**Your goal**
Quote every line of the data below as it stands, omitting pictures.
***
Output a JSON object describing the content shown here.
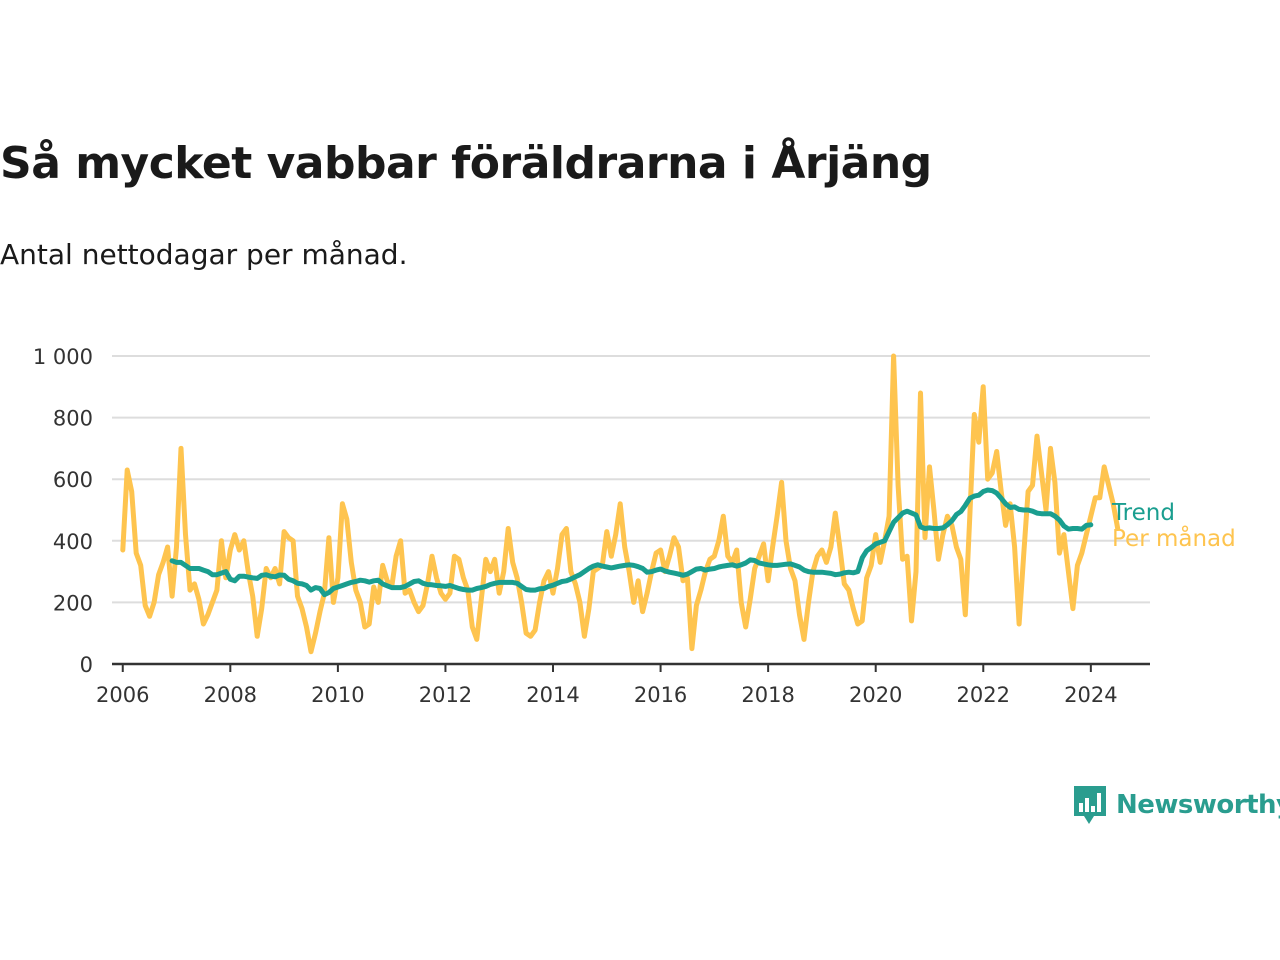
{
  "title": "Så mycket vabbar föräldrarna i Årjäng",
  "subtitle": "Antal nettodagar per månad.",
  "logo": {
    "text": "Newsworthy",
    "icon": "bar-chart-speech-bubble-icon",
    "color": "#2a9d8f"
  },
  "chart_data": {
    "type": "line",
    "title": "Så mycket vabbar föräldrarna i Årjäng",
    "subtitle": "Antal nettodagar per månad.",
    "xlabel": "",
    "ylabel": "",
    "xlim": [
      2005.8,
      2025.1
    ],
    "ylim": [
      0,
      1000
    ],
    "x_ticks": [
      2006,
      2008,
      2010,
      2012,
      2014,
      2016,
      2018,
      2020,
      2022,
      2024
    ],
    "y_ticks": [
      0,
      200,
      400,
      600,
      800,
      1000
    ],
    "y_tick_labels": [
      "0",
      "200",
      "400",
      "600",
      "800",
      "1 000"
    ],
    "grid": "horizontal",
    "legend": "inline-right",
    "series": [
      {
        "name": "Per månad",
        "color": "#fec44f",
        "x_start": 2006.0,
        "x_step": 0.08333,
        "values": [
          370,
          630,
          560,
          360,
          320,
          190,
          155,
          200,
          290,
          330,
          380,
          220,
          380,
          700,
          420,
          240,
          260,
          210,
          130,
          160,
          200,
          240,
          400,
          280,
          370,
          420,
          370,
          400,
          300,
          220,
          90,
          180,
          310,
          280,
          310,
          260,
          430,
          410,
          400,
          220,
          180,
          120,
          40,
          100,
          170,
          230,
          410,
          200,
          280,
          520,
          470,
          330,
          240,
          200,
          120,
          130,
          250,
          200,
          320,
          270,
          250,
          350,
          400,
          230,
          240,
          200,
          170,
          190,
          260,
          350,
          280,
          230,
          210,
          230,
          350,
          340,
          280,
          240,
          120,
          80,
          210,
          340,
          300,
          340,
          230,
          300,
          440,
          330,
          280,
          200,
          100,
          90,
          110,
          200,
          270,
          300,
          230,
          310,
          420,
          440,
          300,
          260,
          200,
          90,
          180,
          300,
          310,
          320,
          430,
          350,
          420,
          520,
          380,
          300,
          200,
          270,
          170,
          230,
          300,
          360,
          370,
          300,
          350,
          410,
          380,
          270,
          280,
          50,
          190,
          240,
          300,
          340,
          350,
          400,
          480,
          350,
          330,
          370,
          200,
          120,
          210,
          310,
          350,
          390,
          270,
          380,
          480,
          590,
          400,
          310,
          270,
          160,
          80,
          200,
          300,
          350,
          370,
          330,
          380,
          490,
          380,
          260,
          240,
          180,
          130,
          140,
          280,
          320,
          420,
          330,
          400,
          480,
          1000,
          580,
          340,
          350,
          140,
          300,
          880,
          410,
          640,
          500,
          340,
          420,
          480,
          450,
          380,
          340,
          160,
          480,
          810,
          720,
          900,
          600,
          620,
          690,
          560,
          450,
          520,
          380,
          130,
          350,
          560,
          580,
          740,
          620,
          500,
          700,
          590,
          360,
          420,
          300,
          180,
          320,
          360,
          420,
          480,
          540,
          540,
          640,
          580,
          520,
          440
        ]
      },
      {
        "name": "Trend",
        "color": "#1a9e8f",
        "x_start": 2006.917,
        "x_step": 0.08333,
        "values": [
          335,
          330,
          330,
          320,
          310,
          310,
          310,
          305,
          300,
          290,
          290,
          295,
          300,
          275,
          270,
          285,
          285,
          282,
          280,
          278,
          288,
          290,
          285,
          283,
          289,
          288,
          275,
          270,
          262,
          260,
          255,
          240,
          248,
          245,
          225,
          232,
          245,
          250,
          255,
          260,
          265,
          268,
          272,
          270,
          266,
          270,
          272,
          260,
          254,
          248,
          248,
          248,
          252,
          260,
          268,
          270,
          262,
          258,
          257,
          255,
          254,
          252,
          255,
          250,
          245,
          242,
          240,
          240,
          245,
          248,
          252,
          258,
          262,
          265,
          265,
          265,
          265,
          262,
          252,
          242,
          240,
          240,
          244,
          245,
          252,
          256,
          262,
          268,
          270,
          276,
          283,
          290,
          300,
          310,
          318,
          322,
          318,
          315,
          312,
          315,
          318,
          320,
          322,
          320,
          316,
          310,
          298,
          300,
          305,
          308,
          302,
          298,
          295,
          292,
          288,
          292,
          300,
          308,
          310,
          305,
          308,
          310,
          315,
          318,
          320,
          322,
          318,
          322,
          328,
          338,
          336,
          328,
          325,
          322,
          320,
          320,
          322,
          324,
          325,
          320,
          315,
          305,
          300,
          298,
          298,
          298,
          296,
          294,
          290,
          292,
          296,
          298,
          296,
          300,
          345,
          368,
          378,
          390,
          395,
          400,
          430,
          460,
          475,
          490,
          496,
          490,
          484,
          445,
          440,
          442,
          440,
          440,
          442,
          452,
          465,
          485,
          495,
          515,
          538,
          545,
          548,
          560,
          565,
          563,
          555,
          538,
          520,
          508,
          510,
          502,
          500,
          500,
          496,
          490,
          488,
          488,
          488,
          480,
          468,
          448,
          438,
          440,
          440,
          438,
          450,
          452
        ]
      }
    ]
  }
}
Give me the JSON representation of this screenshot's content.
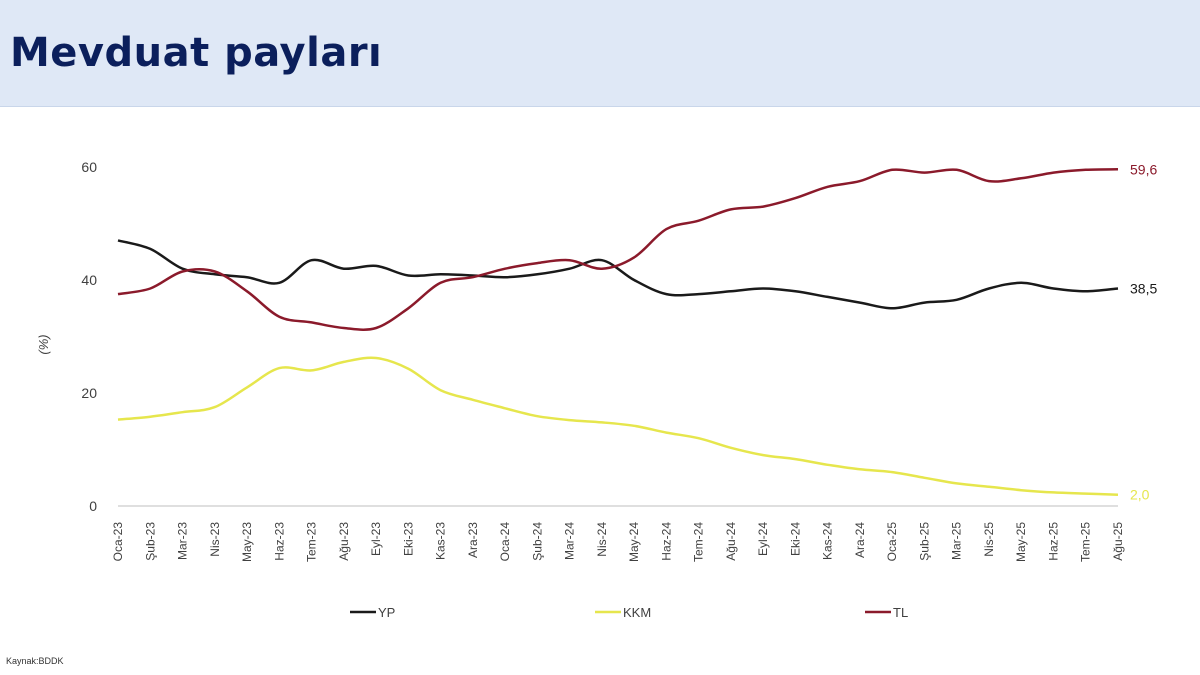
{
  "header": {
    "title": "Mevduat payları"
  },
  "source": "Kaynak:BDDK",
  "chart_data": {
    "type": "line",
    "title": "",
    "xlabel": "",
    "ylabel": "(%)",
    "ylim": [
      0,
      60
    ],
    "yticks": [
      0,
      20,
      40,
      60
    ],
    "grid": false,
    "legend_position": "bottom",
    "x": [
      "Oca-23",
      "Şub-23",
      "Mar-23",
      "Nis-23",
      "May-23",
      "Haz-23",
      "Tem-23",
      "Ağu-23",
      "Eyl-23",
      "Eki-23",
      "Kas-23",
      "Ara-23",
      "Oca-24",
      "Şub-24",
      "Mar-24",
      "Nis-24",
      "May-24",
      "Haz-24",
      "Tem-24",
      "Ağu-24",
      "Eyl-24",
      "Eki-24",
      "Kas-24",
      "Ara-24",
      "Oca-25",
      "Şub-25",
      "Mar-25",
      "Nis-25",
      "May-25",
      "Haz-25",
      "Tem-25",
      "Ağu-25"
    ],
    "series": [
      {
        "name": "YP",
        "color": "#1a1a1a",
        "end_label": "38,5",
        "values": [
          47,
          45.5,
          42,
          41,
          40.5,
          39.5,
          43.5,
          42,
          42.5,
          40.8,
          41,
          40.8,
          40.5,
          41,
          42,
          43.5,
          40,
          37.5,
          37.5,
          38,
          38.5,
          38,
          37,
          36,
          35,
          36,
          36.5,
          38.5,
          39.5,
          38.5,
          38,
          38.5
        ]
      },
      {
        "name": "KKM",
        "color": "#e6e64d",
        "end_label": "2,0",
        "values": [
          15.3,
          15.8,
          16.6,
          17.5,
          21,
          24.4,
          24,
          25.5,
          26.2,
          24.3,
          20.5,
          18.8,
          17.3,
          15.9,
          15.2,
          14.8,
          14.2,
          13,
          12,
          10.3,
          9,
          8.3,
          7.3,
          6.5,
          6,
          5,
          4,
          3.4,
          2.8,
          2.4,
          2.2,
          2.0
        ]
      },
      {
        "name": "TL",
        "color": "#8b1a2b",
        "end_label": "59,6",
        "values": [
          37.5,
          38.5,
          41.5,
          41.5,
          38,
          33.5,
          32.5,
          31.5,
          31.5,
          35,
          39.5,
          40.5,
          42,
          43,
          43.5,
          42,
          44,
          49,
          50.5,
          52.5,
          53,
          54.5,
          56.5,
          57.5,
          59.5,
          59,
          59.5,
          57.5,
          58,
          59,
          59.5,
          59.6
        ]
      }
    ]
  }
}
***
**Response**
Output a JSON object describing the content shown here.
{
  "title": "Så mycket vabbar föräldrarna i Årjäng",
  "subtitle": "Antal nettodagar per månad.",
  "logo": {
    "text": "Newsworthy",
    "icon": "bar-chart-speech-bubble-icon",
    "color": "#2a9d8f"
  },
  "chart_data": {
    "type": "line",
    "title": "Så mycket vabbar föräldrarna i Årjäng",
    "subtitle": "Antal nettodagar per månad.",
    "xlabel": "",
    "ylabel": "",
    "xlim": [
      2005.8,
      2025.1
    ],
    "ylim": [
      0,
      1000
    ],
    "x_ticks": [
      2006,
      2008,
      2010,
      2012,
      2014,
      2016,
      2018,
      2020,
      2022,
      2024
    ],
    "y_ticks": [
      0,
      200,
      400,
      600,
      800,
      1000
    ],
    "y_tick_labels": [
      "0",
      "200",
      "400",
      "600",
      "800",
      "1 000"
    ],
    "grid": "horizontal",
    "legend": "inline-right",
    "series": [
      {
        "name": "Per månad",
        "color": "#fec44f",
        "x_start": 2006.0,
        "x_step": 0.08333,
        "values": [
          370,
          630,
          560,
          360,
          320,
          190,
          155,
          200,
          290,
          330,
          380,
          220,
          380,
          700,
          420,
          240,
          260,
          210,
          130,
          160,
          200,
          240,
          400,
          280,
          370,
          420,
          370,
          400,
          300,
          220,
          90,
          180,
          310,
          280,
          310,
          260,
          430,
          410,
          400,
          220,
          180,
          120,
          40,
          100,
          170,
          230,
          410,
          200,
          280,
          520,
          470,
          330,
          240,
          200,
          120,
          130,
          250,
          200,
          320,
          270,
          250,
          350,
          400,
          230,
          240,
          200,
          170,
          190,
          260,
          350,
          280,
          230,
          210,
          230,
          350,
          340,
          280,
          240,
          120,
          80,
          210,
          340,
          300,
          340,
          230,
          300,
          440,
          330,
          280,
          200,
          100,
          90,
          110,
          200,
          270,
          300,
          230,
          310,
          420,
          440,
          300,
          260,
          200,
          90,
          180,
          300,
          310,
          320,
          430,
          350,
          420,
          520,
          380,
          300,
          200,
          270,
          170,
          230,
          300,
          360,
          370,
          300,
          350,
          410,
          380,
          270,
          280,
          50,
          190,
          240,
          300,
          340,
          350,
          400,
          480,
          350,
          330,
          370,
          200,
          120,
          210,
          310,
          350,
          390,
          270,
          380,
          480,
          590,
          400,
          310,
          270,
          160,
          80,
          200,
          300,
          350,
          370,
          330,
          380,
          490,
          380,
          260,
          240,
          180,
          130,
          140,
          280,
          320,
          420,
          330,
          400,
          480,
          1000,
          580,
          340,
          350,
          140,
          300,
          880,
          410,
          640,
          500,
          340,
          420,
          480,
          450,
          380,
          340,
          160,
          480,
          810,
          720,
          900,
          600,
          620,
          690,
          560,
          450,
          520,
          380,
          130,
          350,
          560,
          580,
          740,
          620,
          500,
          700,
          590,
          360,
          420,
          300,
          180,
          320,
          360,
          420,
          480,
          540,
          540,
          640,
          580,
          520,
          440
        ]
      },
      {
        "name": "Trend",
        "color": "#1a9e8f",
        "x_start": 2006.917,
        "x_step": 0.08333,
        "values": [
          335,
          330,
          330,
          320,
          310,
          310,
          310,
          305,
          300,
          290,
          290,
          295,
          300,
          275,
          270,
          285,
          285,
          282,
          280,
          278,
          288,
          290,
          285,
          283,
          289,
          288,
          275,
          270,
          262,
          260,
          255,
          240,
          248,
          245,
          225,
          232,
          245,
          250,
          255,
          260,
          265,
          268,
          272,
          270,
          266,
          270,
          272,
          260,
          254,
          248,
          248,
          248,
          252,
          260,
          268,
          270,
          262,
          258,
          257,
          255,
          254,
          252,
          255,
          250,
          245,
          242,
          240,
          240,
          245,
          248,
          252,
          258,
          262,
          265,
          265,
          265,
          265,
          262,
          252,
          242,
          240,
          240,
          244,
          245,
          252,
          256,
          262,
          268,
          270,
          276,
          283,
          290,
          300,
          310,
          318,
          322,
          318,
          315,
          312,
          315,
          318,
          320,
          322,
          320,
          316,
          310,
          298,
          300,
          305,
          308,
          302,
          298,
          295,
          292,
          288,
          292,
          300,
          308,
          310,
          305,
          308,
          310,
          315,
          318,
          320,
          322,
          318,
          322,
          328,
          338,
          336,
          328,
          325,
          322,
          320,
          320,
          322,
          324,
          325,
          320,
          315,
          305,
          300,
          298,
          298,
          298,
          296,
          294,
          290,
          292,
          296,
          298,
          296,
          300,
          345,
          368,
          378,
          390,
          395,
          400,
          430,
          460,
          475,
          490,
          496,
          490,
          484,
          445,
          440,
          442,
          440,
          440,
          442,
          452,
          465,
          485,
          495,
          515,
          538,
          545,
          548,
          560,
          565,
          563,
          555,
          538,
          520,
          508,
          510,
          502,
          500,
          500,
          496,
          490,
          488,
          488,
          488,
          480,
          468,
          448,
          438,
          440,
          440,
          438,
          450,
          452
        ]
      }
    ]
  }
}
Give me the JSON representation of this screenshot's content.
{
  "header": {
    "title": "Mevduat payları"
  },
  "source": "Kaynak:BDDK",
  "chart_data": {
    "type": "line",
    "title": "",
    "xlabel": "",
    "ylabel": "(%)",
    "ylim": [
      0,
      60
    ],
    "yticks": [
      0,
      20,
      40,
      60
    ],
    "grid": false,
    "legend_position": "bottom",
    "x": [
      "Oca-23",
      "Şub-23",
      "Mar-23",
      "Nis-23",
      "May-23",
      "Haz-23",
      "Tem-23",
      "Ağu-23",
      "Eyl-23",
      "Eki-23",
      "Kas-23",
      "Ara-23",
      "Oca-24",
      "Şub-24",
      "Mar-24",
      "Nis-24",
      "May-24",
      "Haz-24",
      "Tem-24",
      "Ağu-24",
      "Eyl-24",
      "Eki-24",
      "Kas-24",
      "Ara-24",
      "Oca-25",
      "Şub-25",
      "Mar-25",
      "Nis-25",
      "May-25",
      "Haz-25",
      "Tem-25",
      "Ağu-25"
    ],
    "series": [
      {
        "name": "YP",
        "color": "#1a1a1a",
        "end_label": "38,5",
        "values": [
          47,
          45.5,
          42,
          41,
          40.5,
          39.5,
          43.5,
          42,
          42.5,
          40.8,
          41,
          40.8,
          40.5,
          41,
          42,
          43.5,
          40,
          37.5,
          37.5,
          38,
          38.5,
          38,
          37,
          36,
          35,
          36,
          36.5,
          38.5,
          39.5,
          38.5,
          38,
          38.5
        ]
      },
      {
        "name": "KKM",
        "color": "#e6e64d",
        "end_label": "2,0",
        "values": [
          15.3,
          15.8,
          16.6,
          17.5,
          21,
          24.4,
          24,
          25.5,
          26.2,
          24.3,
          20.5,
          18.8,
          17.3,
          15.9,
          15.2,
          14.8,
          14.2,
          13,
          12,
          10.3,
          9,
          8.3,
          7.3,
          6.5,
          6,
          5,
          4,
          3.4,
          2.8,
          2.4,
          2.2,
          2.0
        ]
      },
      {
        "name": "TL",
        "color": "#8b1a2b",
        "end_label": "59,6",
        "values": [
          37.5,
          38.5,
          41.5,
          41.5,
          38,
          33.5,
          32.5,
          31.5,
          31.5,
          35,
          39.5,
          40.5,
          42,
          43,
          43.5,
          42,
          44,
          49,
          50.5,
          52.5,
          53,
          54.5,
          56.5,
          57.5,
          59.5,
          59,
          59.5,
          57.5,
          58,
          59,
          59.5,
          59.6
        ]
      }
    ]
  }
}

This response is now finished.